Exercise
Transcribe every line exactly and omit anything that is a picture.

##############################

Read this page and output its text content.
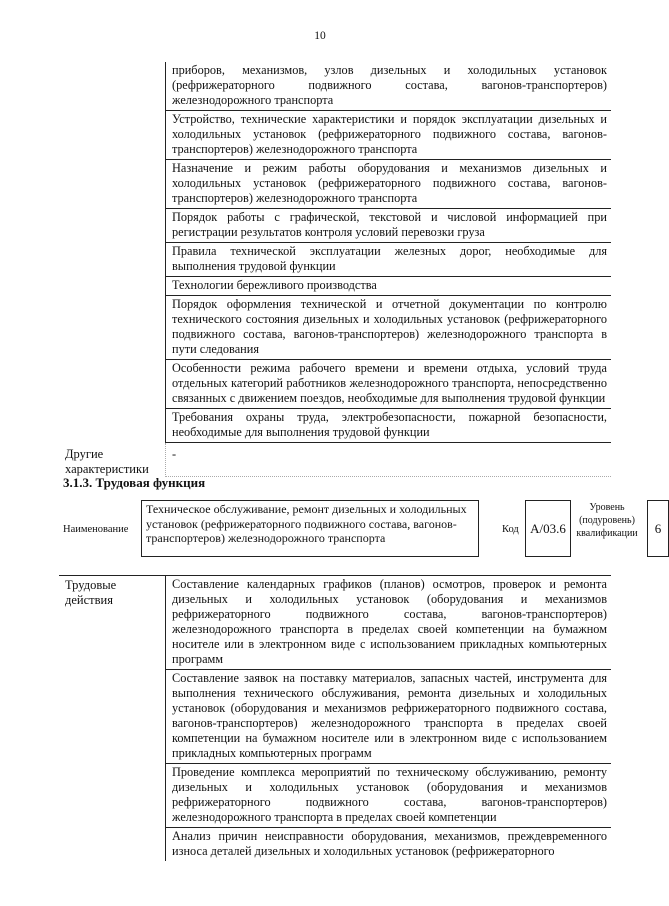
10
приборов, механизмов, узлов дизельных и холодильных установок (рефрижераторного подвижного состава, вагонов-транспортеров) железнодорожного транспорта
Устройство, технические характеристики и порядок эксплуатации дизельных и холодильных установок (рефрижераторного подвижного состава, вагонов-транспортеров) железнодорожного транспорта
Назначение и режим работы оборудования и механизмов дизельных и холодильных установок (рефрижераторного подвижного состава, вагонов-транспортеров) железнодорожного транспорта
Порядок работы с графической, текстовой и числовой информацией при регистрации результатов контроля условий перевозки груза
Правила технической эксплуатации железных дорог, необходимые для выполнения трудовой функции
Технологии бережливого производства
Порядок оформления технической и отчетной документации по контролю технического состояния дизельных и холодильных установок (рефрижераторного подвижного состава, вагонов-транспортеров) железнодорожного транспорта в пути следования
Особенности режима рабочего времени и времени отдыха, условий труда отдельных категорий работников железнодорожного транспорта, непосредственно связанных с движением поездов, необходимые для выполнения трудовой функции
Требования охраны труда, электробезопасности, пожарной безопасности, необходимые для выполнения трудовой функции
Другие характеристики
-
3.1.3. Трудовая функция
Наименование
Техническое обслуживание, ремонт дизельных и холодильных установок (рефрижераторного подвижного состава, вагонов-транспортеров) железнодорожного транспорта
Код A/03.6
Уровень (подуровень) квалификации	6
Трудовые действия
Составление календарных графиков (планов) осмотров, проверок и ремонта дизельных и холодильных установок (оборудования и механизмов рефрижераторного подвижного состава, вагонов-транспортеров) железнодорожного транспорта в пределах своей компетенции на бумажном носителе или в электронном виде с использованием прикладных компьютерных программ
Составление заявок на поставку материалов, запасных частей, инструмента для выполнения технического обслуживания, ремонта дизельных и холодильных установок (оборудования и механизмов рефрижераторного подвижного состава, вагонов-транспортеров) железнодорожного транспорта в пределах своей компетенции на бумажном носителе или в электронном виде с использованием прикладных компьютерных программ
Проведение комплекса мероприятий по техническому обслуживанию, ремонту дизельных и холодильных установок (оборудования и механизмов рефрижераторного подвижного состава, вагонов-транспортеров) железнодорожного транспорта в пределах своей компетенции
Анализ причин неисправности оборудования, механизмов, преждевременного износа деталей дизельных и холодильных установок (рефрижераторного
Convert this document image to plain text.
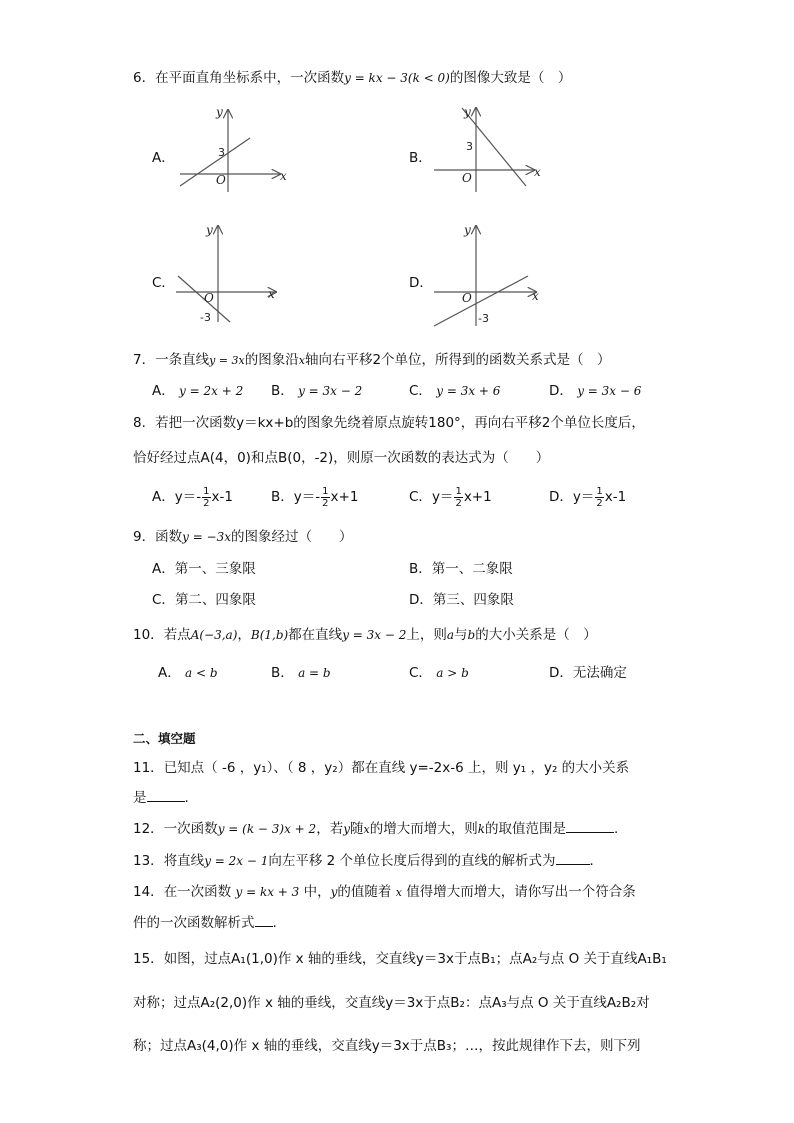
6．在平面直角坐标系中，一次函数y = kx − 3(k < 0)的图像大致是（　）
A．
y
x
O
3	B．
y
x
O
3
C．
y
x
O
-3
D．
y
x
O
-3
7．一条直线y = 3x的图象沿x轴向右平移2个单位，所得到的函数关系式是（　）
A． y = 2x + 2 B． y = 3x − 2	C． y = 3x + 6	D． y = 3x − 6
8．若把一次函数y＝kx+b的图象先绕着原点旋转180°，再向右平移2个单位长度后，
恰好经过点A(4，0)和点B(0，-2)，则原一次函数的表达式为（　　）
A．$y=- \frac{1}{2} x-1$	B．$y=- \frac{1}{2} x+1$	C．$y= \frac{1}{2} x+1$	D．$y= \frac{1}{2} x-1$
9．函数y = −3x的图象经过（　　）
A．第一、三象限	B．第一、二象限
C．第二、四象限	D．第三、四象限
10．若点A(−3,a)，B(1,b)都在直线y = 3x − 2上，则a与b的大小关系是（　）
A． a < b	B． a = b	C． a > b	D．无法确定
二、填空题
11．已知点（ -6 ，y₁）、（ 8 ，y₂）都在直线 y=-2x-6 上，则 y₁ ，y₂ 的大小关系
是	.
12．一次函数y = (k − 3)x + 2，若y随x的增大而增大，则k的取值范围是	.
13．将直线y = 2x − 1向左平移 2 个单位长度后得到的直线的解析式为	．
14．在一次函数 y = kx + 3 中，y的值随着 x 值得增大而增大，请你写出一个符合条
件的一次函数解析式 .
15．如图，过点A₁(1,0)作 x 轴的垂线，交直线y＝3x于点B₁；点A₂与点 O 关于直线A₁B₁
对称；过点A₂(2,0)作 x 轴的垂线，交直线y＝3x于点B₂：点A₃与点 O 关于直线A₂B₂对
称；过点A₃(4,0)作 x 轴的垂线，交直线y＝3x于点B₃；…，按此规律作下去，则下列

##############################

Response
Read this page and output its text content.
10
приборов, механизмов, узлов дизельных и холодильных установок (рефрижераторного подвижного состава, вагонов-транспортеров) железнодорожного транспорта
Устройство, технические характеристики и порядок эксплуатации дизельных и холодильных установок (рефрижераторного подвижного состава, вагонов-транспортеров) железнодорожного транспорта
Назначение и режим работы оборудования и механизмов дизельных и холодильных установок (рефрижераторного подвижного состава, вагонов-транспортеров) железнодорожного транспорта
Порядок работы с графической, текстовой и числовой информацией при регистрации результатов контроля условий перевозки груза
Правила технической эксплуатации железных дорог, необходимые для выполнения трудовой функции
Технологии бережливого производства
Порядок оформления технической и отчетной документации по контролю технического состояния дизельных и холодильных установок (рефрижераторного подвижного состава, вагонов-транспортеров) железнодорожного транспорта в пути следования
Особенности режима рабочего времени и времени отдыха, условий труда отдельных категорий работников железнодорожного транспорта, непосредственно связанных с движением поездов, необходимые для выполнения трудовой функции
Требования охраны труда, электробезопасности, пожарной безопасности, необходимые для выполнения трудовой функции
Другие характеристики
-
3.1.3. Трудовая функция
Наименование
Техническое обслуживание, ремонт дизельных и холодильных установок (рефрижераторного подвижного состава, вагонов-транспортеров) железнодорожного транспорта
Код A/03.6
Уровень (подуровень) квалификации	6
Трудовые действия
Составление календарных графиков (планов) осмотров, проверок и ремонта дизельных и холодильных установок (оборудования и механизмов рефрижераторного подвижного состава, вагонов-транспортеров) железнодорожного транспорта в пределах своей компетенции на бумажном носителе или в электронном виде с использованием прикладных компьютерных программ
Составление заявок на поставку материалов, запасных частей, инструмента для выполнения технического обслуживания, ремонта дизельных и холодильных установок (оборудования и механизмов рефрижераторного подвижного состава, вагонов-транспортеров) железнодорожного транспорта в пределах своей компетенции на бумажном носителе или в электронном виде с использованием прикладных компьютерных программ
Проведение комплекса мероприятий по техническому обслуживанию, ремонту дизельных и холодильных установок (оборудования и механизмов рефрижераторного подвижного состава, вагонов-транспортеров) железнодорожного транспорта в пределах своей компетенции
Анализ причин неисправности оборудования, механизмов, преждевременного износа деталей дизельных и холодильных установок (рефрижераторного
Convert this document image to plain text.
6．在平面直角坐标系中，一次函数y = kx − 3(k < 0)的图像大致是（　）
A．
y
x
O
3	B．
y
x
O
3
C．
y
x
O
-3
D．
y
x
O
-3
7．一条直线y = 3x的图象沿x轴向右平移2个单位，所得到的函数关系式是（　）
A． y = 2x + 2 B． y = 3x − 2	C． y = 3x + 6	D． y = 3x − 6
8．若把一次函数y＝kx+b的图象先绕着原点旋转180°，再向右平移2个单位长度后，
恰好经过点A(4，0)和点B(0，-2)，则原一次函数的表达式为（　　）
A．$y=- \frac{1}{2} x-1$	B．$y=- \frac{1}{2} x+1$	C．$y= \frac{1}{2} x+1$	D．$y= \frac{1}{2} x-1$
9．函数y = −3x的图象经过（　　）
A．第一、三象限	B．第一、二象限
C．第二、四象限	D．第三、四象限
10．若点A(−3,a)，B(1,b)都在直线y = 3x − 2上，则a与b的大小关系是（　）
A． a < b	B． a = b	C． a > b	D．无法确定
二、填空题
11．已知点（ -6 ，y₁）、（ 8 ，y₂）都在直线 y=-2x-6 上，则 y₁ ，y₂ 的大小关系
是	.
12．一次函数y = (k − 3)x + 2，若y随x的增大而增大，则k的取值范围是	.
13．将直线y = 2x − 1向左平移 2 个单位长度后得到的直线的解析式为	．
14．在一次函数 y = kx + 3 中，y的值随着 x 值得增大而增大，请你写出一个符合条
件的一次函数解析式 .
15．如图，过点A₁(1,0)作 x 轴的垂线，交直线y＝3x于点B₁；点A₂与点 O 关于直线A₁B₁
对称；过点A₂(2,0)作 x 轴的垂线，交直线y＝3x于点B₂：点A₃与点 O 关于直线A₂B₂对
称；过点A₃(4,0)作 x 轴的垂线，交直线y＝3x于点B₃；…，按此规律作下去，则下列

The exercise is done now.